───── Provided data

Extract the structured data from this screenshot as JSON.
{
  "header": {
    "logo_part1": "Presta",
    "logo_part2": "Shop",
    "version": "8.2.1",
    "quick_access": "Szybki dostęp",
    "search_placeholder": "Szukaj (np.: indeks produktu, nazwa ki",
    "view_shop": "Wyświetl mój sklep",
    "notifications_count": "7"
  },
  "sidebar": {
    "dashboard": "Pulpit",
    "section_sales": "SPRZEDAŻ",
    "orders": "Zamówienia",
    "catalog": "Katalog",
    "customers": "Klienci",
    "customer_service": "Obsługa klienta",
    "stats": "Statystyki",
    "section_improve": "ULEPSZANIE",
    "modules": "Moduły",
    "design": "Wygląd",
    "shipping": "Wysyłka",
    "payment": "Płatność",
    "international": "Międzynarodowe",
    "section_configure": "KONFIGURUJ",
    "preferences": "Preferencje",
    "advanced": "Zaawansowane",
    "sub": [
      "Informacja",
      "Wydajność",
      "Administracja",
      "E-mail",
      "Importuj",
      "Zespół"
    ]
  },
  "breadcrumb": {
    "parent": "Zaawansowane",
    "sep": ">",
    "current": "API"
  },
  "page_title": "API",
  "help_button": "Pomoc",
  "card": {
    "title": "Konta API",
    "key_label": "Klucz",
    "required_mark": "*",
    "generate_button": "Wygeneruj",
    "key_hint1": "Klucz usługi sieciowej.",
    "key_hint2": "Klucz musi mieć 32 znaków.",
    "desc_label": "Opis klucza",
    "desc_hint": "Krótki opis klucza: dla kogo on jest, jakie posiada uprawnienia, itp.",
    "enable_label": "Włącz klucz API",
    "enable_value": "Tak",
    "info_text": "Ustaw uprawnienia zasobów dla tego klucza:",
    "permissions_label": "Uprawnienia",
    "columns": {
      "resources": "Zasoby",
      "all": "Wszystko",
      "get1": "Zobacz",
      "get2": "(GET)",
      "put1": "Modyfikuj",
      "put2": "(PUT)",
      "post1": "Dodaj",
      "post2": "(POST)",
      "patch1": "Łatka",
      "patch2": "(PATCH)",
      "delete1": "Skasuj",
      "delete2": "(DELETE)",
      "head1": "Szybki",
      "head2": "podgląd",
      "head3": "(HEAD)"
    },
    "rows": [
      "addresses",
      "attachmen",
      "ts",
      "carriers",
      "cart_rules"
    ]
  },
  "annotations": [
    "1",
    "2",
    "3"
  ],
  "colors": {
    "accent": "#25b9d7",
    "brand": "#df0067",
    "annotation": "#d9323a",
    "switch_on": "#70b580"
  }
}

──────────

Reproduce the records above exactly.

Extract the structured data from this screenshot as JSON.
{
  "header": {
    "logo_part1": "Presta",
    "logo_part2": "Shop",
    "version": "8.2.1",
    "quick_access": "Szybki dostęp",
    "search_placeholder": "Szukaj (np.: indeks produktu, nazwa ki",
    "view_shop": "Wyświetl mój sklep",
    "notifications_count": "7"
  },
  "sidebar": {
    "dashboard": "Pulpit",
    "section_sales": "SPRZEDAŻ",
    "orders": "Zamówienia",
    "catalog": "Katalog",
    "customers": "Klienci",
    "customer_service": "Obsługa klienta",
    "stats": "Statystyki",
    "section_improve": "ULEPSZANIE",
    "modules": "Moduły",
    "design": "Wygląd",
    "shipping": "Wysyłka",
    "payment": "Płatność",
    "international": "Międzynarodowe",
    "section_configure": "KONFIGURUJ",
    "preferences": "Preferencje",
    "advanced": "Zaawansowane",
    "sub": [
      "Informacja",
      "Wydajność",
      "Administracja",
      "E-mail",
      "Importuj",
      "Zespół"
    ]
  },
  "breadcrumb": {
    "parent": "Zaawansowane",
    "sep": ">",
    "current": "API"
  },
  "page_title": "API",
  "help_button": "Pomoc",
  "card": {
    "title": "Konta API",
    "key_label": "Klucz",
    "required_mark": "*",
    "generate_button": "Wygeneruj",
    "key_hint1": "Klucz usługi sieciowej.",
    "key_hint2": "Klucz musi mieć 32 znaków.",
    "desc_label": "Opis klucza",
    "desc_hint": "Krótki opis klucza: dla kogo on jest, jakie posiada uprawnienia, itp.",
    "enable_label": "Włącz klucz API",
    "enable_value": "Tak",
    "info_text": "Ustaw uprawnienia zasobów dla tego klucza:",
    "permissions_label": "Uprawnienia",
    "columns": {
      "resources": "Zasoby",
      "all": "Wszystko",
      "get1": "Zobacz",
      "get2": "(GET)",
      "put1": "Modyfikuj",
      "put2": "(PUT)",
      "post1": "Dodaj",
      "post2": "(POST)",
      "patch1": "Łatka",
      "patch2": "(PATCH)",
      "delete1": "Skasuj",
      "delete2": "(DELETE)",
      "head1": "Szybki",
      "head2": "podgląd",
      "head3": "(HEAD)"
    },
    "rows": [
      "addresses",
      "attachmen",
      "ts",
      "carriers",
      "cart_rules"
    ]
  },
  "annotations": [
    "1",
    "2",
    "3"
  ],
  "colors": {
    "accent": "#25b9d7",
    "brand": "#df0067",
    "annotation": "#d9323a",
    "switch_on": "#70b580"
  }
}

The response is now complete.